◆ **Problem details**
Copy each line in which the string "limeade" occurs.

================================

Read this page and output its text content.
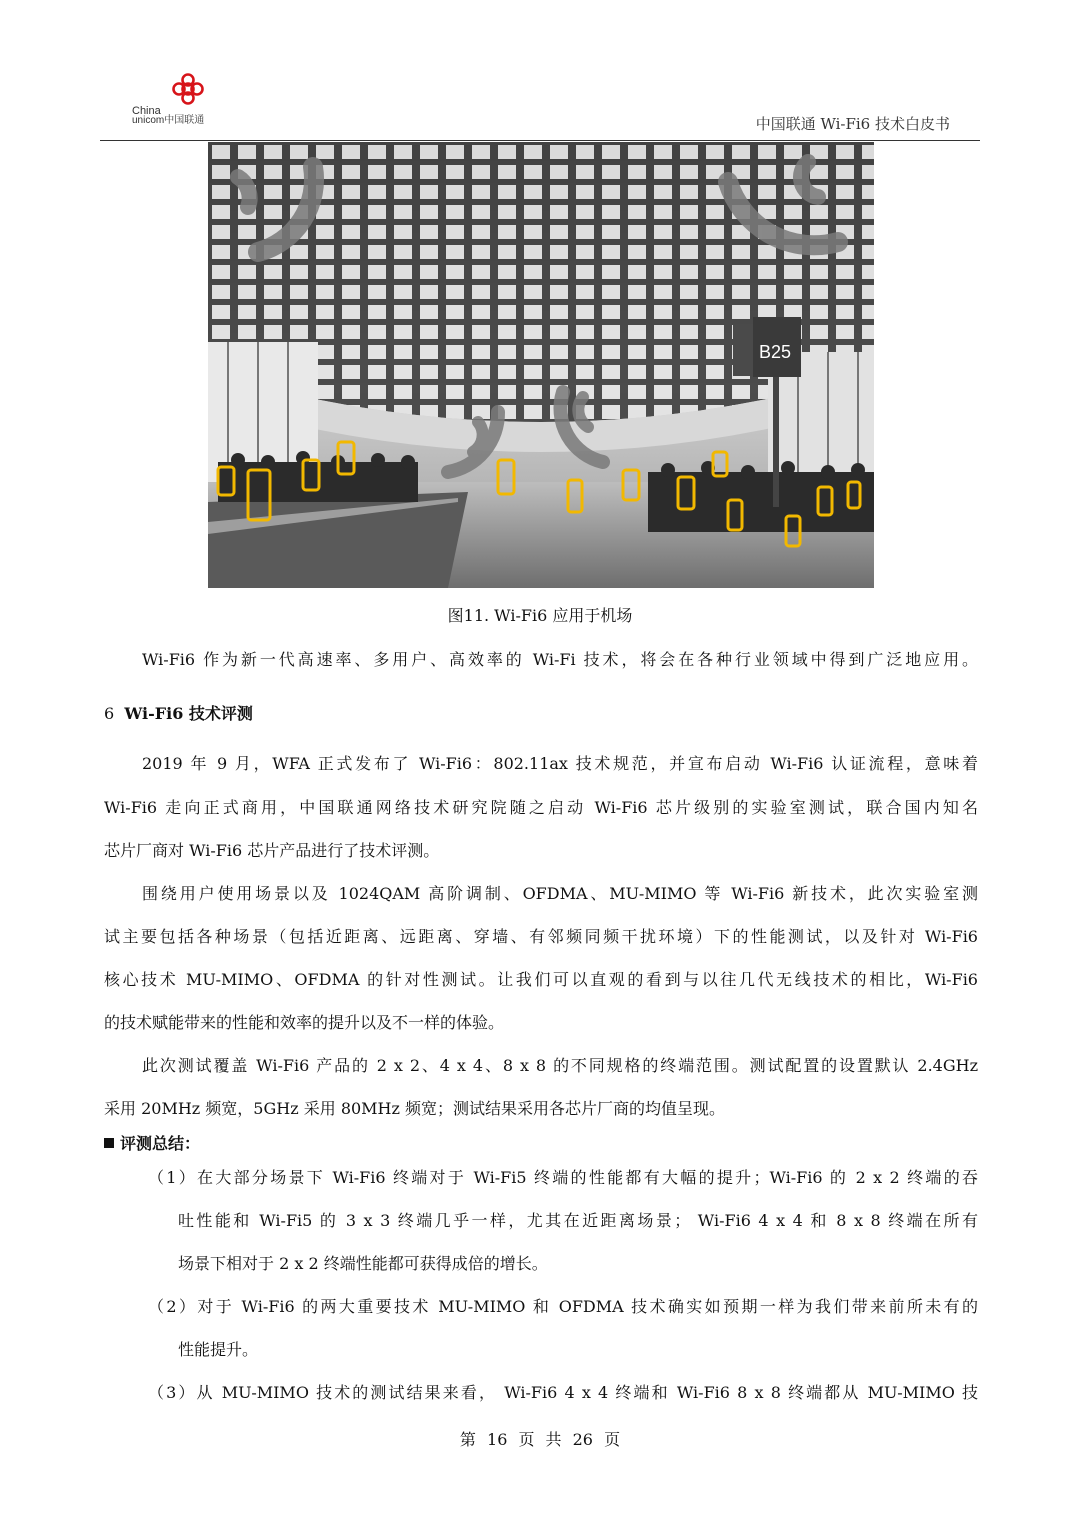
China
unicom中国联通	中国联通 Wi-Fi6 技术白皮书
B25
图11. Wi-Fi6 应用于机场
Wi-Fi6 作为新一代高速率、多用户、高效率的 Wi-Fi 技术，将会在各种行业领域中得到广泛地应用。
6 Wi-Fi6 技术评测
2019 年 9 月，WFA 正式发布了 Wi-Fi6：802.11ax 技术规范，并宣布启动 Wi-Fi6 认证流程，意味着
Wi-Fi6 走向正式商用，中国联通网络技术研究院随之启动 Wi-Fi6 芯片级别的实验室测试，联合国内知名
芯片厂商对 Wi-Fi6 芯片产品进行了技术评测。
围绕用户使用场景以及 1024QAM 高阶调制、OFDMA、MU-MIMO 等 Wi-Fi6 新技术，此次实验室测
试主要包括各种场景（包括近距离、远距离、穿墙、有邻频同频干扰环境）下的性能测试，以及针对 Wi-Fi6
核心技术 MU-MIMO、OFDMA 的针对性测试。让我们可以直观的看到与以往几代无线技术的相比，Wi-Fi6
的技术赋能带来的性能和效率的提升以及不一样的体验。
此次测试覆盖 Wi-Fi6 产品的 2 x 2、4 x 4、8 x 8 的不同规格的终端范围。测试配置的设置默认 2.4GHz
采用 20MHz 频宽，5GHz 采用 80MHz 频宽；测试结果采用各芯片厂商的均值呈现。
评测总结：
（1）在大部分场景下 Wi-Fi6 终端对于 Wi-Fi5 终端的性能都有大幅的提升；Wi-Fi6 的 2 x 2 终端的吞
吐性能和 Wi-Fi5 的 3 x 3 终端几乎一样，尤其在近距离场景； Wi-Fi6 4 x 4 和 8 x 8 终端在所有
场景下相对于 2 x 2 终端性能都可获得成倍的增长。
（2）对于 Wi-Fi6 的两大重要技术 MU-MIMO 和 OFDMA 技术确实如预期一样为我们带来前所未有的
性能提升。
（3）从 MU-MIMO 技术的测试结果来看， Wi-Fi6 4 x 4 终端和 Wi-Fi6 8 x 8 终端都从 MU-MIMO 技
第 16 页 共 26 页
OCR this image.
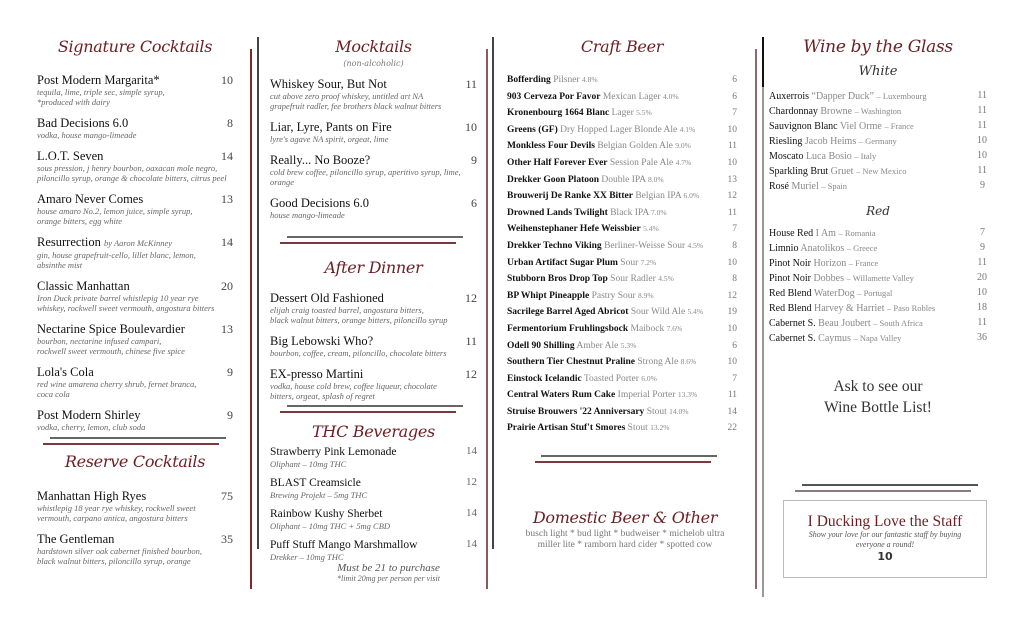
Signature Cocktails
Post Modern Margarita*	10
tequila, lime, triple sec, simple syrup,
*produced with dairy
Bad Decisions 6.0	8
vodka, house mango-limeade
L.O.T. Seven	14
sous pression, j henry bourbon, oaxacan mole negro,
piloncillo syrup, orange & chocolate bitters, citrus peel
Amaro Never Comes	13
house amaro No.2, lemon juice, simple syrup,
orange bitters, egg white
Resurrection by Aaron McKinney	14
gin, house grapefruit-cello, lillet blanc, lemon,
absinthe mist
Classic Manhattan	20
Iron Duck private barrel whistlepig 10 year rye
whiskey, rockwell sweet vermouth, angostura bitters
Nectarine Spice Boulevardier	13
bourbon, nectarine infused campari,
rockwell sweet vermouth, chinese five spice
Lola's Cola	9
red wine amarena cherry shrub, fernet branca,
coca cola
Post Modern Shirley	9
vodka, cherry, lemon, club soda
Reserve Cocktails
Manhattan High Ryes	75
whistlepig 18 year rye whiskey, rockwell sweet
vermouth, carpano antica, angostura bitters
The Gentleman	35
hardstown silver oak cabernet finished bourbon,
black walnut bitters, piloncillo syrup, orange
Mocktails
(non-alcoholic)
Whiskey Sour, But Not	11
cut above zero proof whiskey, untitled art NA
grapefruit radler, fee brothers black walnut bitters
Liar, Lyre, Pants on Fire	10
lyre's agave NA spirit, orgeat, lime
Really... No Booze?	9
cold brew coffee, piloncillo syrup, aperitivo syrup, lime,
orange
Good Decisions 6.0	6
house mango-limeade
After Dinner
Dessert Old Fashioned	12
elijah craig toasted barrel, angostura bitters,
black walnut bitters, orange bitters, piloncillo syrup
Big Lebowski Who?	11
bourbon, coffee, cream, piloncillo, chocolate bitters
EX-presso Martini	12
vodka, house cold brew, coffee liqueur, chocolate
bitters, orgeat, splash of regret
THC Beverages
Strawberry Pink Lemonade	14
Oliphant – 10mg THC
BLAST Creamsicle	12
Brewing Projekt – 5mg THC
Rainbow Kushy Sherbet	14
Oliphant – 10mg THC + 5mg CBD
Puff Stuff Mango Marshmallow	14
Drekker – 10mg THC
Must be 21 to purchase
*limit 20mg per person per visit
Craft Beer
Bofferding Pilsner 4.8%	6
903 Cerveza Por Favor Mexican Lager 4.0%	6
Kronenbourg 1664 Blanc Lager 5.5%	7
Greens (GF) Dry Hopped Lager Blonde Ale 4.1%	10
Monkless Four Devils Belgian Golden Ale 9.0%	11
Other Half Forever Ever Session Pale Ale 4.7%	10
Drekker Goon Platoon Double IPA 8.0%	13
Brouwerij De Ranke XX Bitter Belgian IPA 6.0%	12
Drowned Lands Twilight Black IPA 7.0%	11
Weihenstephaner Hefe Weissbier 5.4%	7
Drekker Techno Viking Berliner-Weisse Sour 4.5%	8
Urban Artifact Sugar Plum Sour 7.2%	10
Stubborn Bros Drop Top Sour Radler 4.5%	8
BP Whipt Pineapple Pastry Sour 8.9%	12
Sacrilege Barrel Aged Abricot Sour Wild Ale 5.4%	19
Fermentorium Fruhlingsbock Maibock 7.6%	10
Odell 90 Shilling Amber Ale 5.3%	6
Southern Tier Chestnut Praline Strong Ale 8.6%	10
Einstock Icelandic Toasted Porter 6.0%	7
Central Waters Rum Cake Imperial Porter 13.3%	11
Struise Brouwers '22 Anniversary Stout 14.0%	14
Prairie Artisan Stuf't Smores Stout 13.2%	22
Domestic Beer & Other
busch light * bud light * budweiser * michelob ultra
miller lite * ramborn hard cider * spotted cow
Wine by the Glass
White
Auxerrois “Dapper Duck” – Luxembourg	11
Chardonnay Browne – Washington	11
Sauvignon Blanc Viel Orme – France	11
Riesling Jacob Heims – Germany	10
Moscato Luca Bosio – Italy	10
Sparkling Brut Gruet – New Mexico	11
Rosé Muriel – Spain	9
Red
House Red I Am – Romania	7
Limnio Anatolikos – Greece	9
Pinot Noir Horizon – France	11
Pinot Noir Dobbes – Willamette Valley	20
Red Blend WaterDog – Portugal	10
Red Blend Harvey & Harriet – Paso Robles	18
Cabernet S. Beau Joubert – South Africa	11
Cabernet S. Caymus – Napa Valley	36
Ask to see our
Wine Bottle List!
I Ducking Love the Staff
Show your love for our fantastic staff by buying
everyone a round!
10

================================

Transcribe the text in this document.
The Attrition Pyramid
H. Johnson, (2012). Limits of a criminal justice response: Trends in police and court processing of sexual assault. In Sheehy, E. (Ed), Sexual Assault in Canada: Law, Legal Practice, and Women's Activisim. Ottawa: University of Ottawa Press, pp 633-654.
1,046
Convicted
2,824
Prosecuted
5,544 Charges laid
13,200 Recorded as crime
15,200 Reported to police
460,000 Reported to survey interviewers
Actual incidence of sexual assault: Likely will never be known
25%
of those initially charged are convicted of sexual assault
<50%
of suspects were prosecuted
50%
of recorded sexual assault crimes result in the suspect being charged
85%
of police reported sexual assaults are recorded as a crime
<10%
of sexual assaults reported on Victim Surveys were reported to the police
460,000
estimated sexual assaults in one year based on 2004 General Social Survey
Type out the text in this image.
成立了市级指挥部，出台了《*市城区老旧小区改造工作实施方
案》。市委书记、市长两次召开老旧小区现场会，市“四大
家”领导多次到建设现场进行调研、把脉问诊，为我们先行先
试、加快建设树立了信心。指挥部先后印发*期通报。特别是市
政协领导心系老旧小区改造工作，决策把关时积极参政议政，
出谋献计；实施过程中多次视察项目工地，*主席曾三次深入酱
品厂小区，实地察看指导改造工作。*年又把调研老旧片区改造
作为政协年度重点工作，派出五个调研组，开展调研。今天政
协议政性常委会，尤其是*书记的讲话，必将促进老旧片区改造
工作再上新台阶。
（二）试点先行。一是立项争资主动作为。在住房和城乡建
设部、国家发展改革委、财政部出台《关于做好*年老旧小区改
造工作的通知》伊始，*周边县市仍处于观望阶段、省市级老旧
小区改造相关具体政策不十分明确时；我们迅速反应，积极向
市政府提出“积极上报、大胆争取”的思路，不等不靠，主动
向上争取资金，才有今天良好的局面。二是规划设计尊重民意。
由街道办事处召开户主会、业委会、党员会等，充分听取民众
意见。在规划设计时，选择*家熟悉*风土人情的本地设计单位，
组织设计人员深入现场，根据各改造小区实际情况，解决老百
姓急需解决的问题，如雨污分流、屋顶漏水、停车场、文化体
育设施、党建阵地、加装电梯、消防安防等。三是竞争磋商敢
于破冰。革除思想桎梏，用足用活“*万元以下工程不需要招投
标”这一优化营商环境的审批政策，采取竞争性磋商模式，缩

================================

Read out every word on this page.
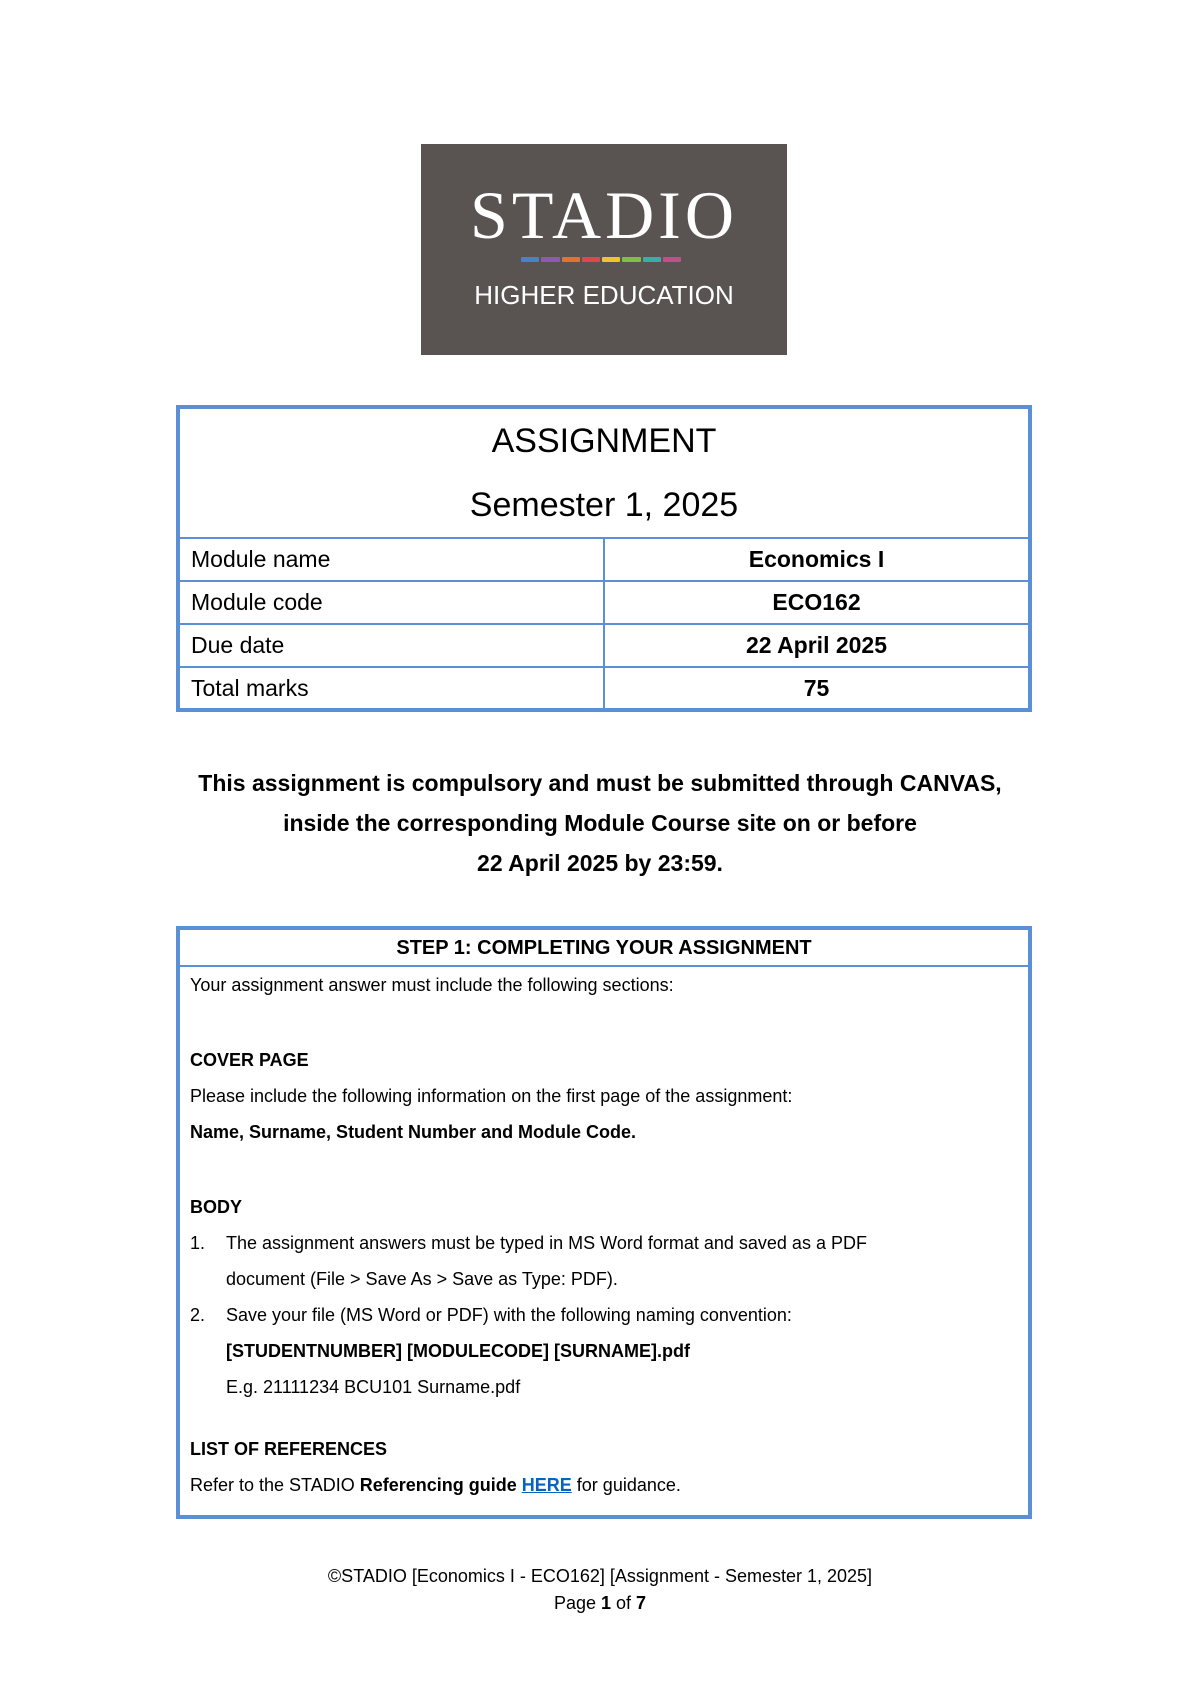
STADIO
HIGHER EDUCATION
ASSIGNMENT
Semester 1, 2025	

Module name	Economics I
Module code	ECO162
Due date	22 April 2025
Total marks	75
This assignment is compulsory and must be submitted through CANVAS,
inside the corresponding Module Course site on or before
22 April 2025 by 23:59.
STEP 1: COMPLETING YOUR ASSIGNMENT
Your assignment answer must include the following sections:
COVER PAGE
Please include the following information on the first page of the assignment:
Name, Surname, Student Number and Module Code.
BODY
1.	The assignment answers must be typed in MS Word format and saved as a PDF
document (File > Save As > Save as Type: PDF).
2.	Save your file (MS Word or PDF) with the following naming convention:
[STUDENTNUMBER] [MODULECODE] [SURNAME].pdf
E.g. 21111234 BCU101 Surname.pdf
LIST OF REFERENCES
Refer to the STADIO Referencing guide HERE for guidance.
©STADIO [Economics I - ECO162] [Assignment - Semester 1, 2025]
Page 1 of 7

================================

◆ **Response to the exercise**
vodka, house mango-limeade
house mango-limeade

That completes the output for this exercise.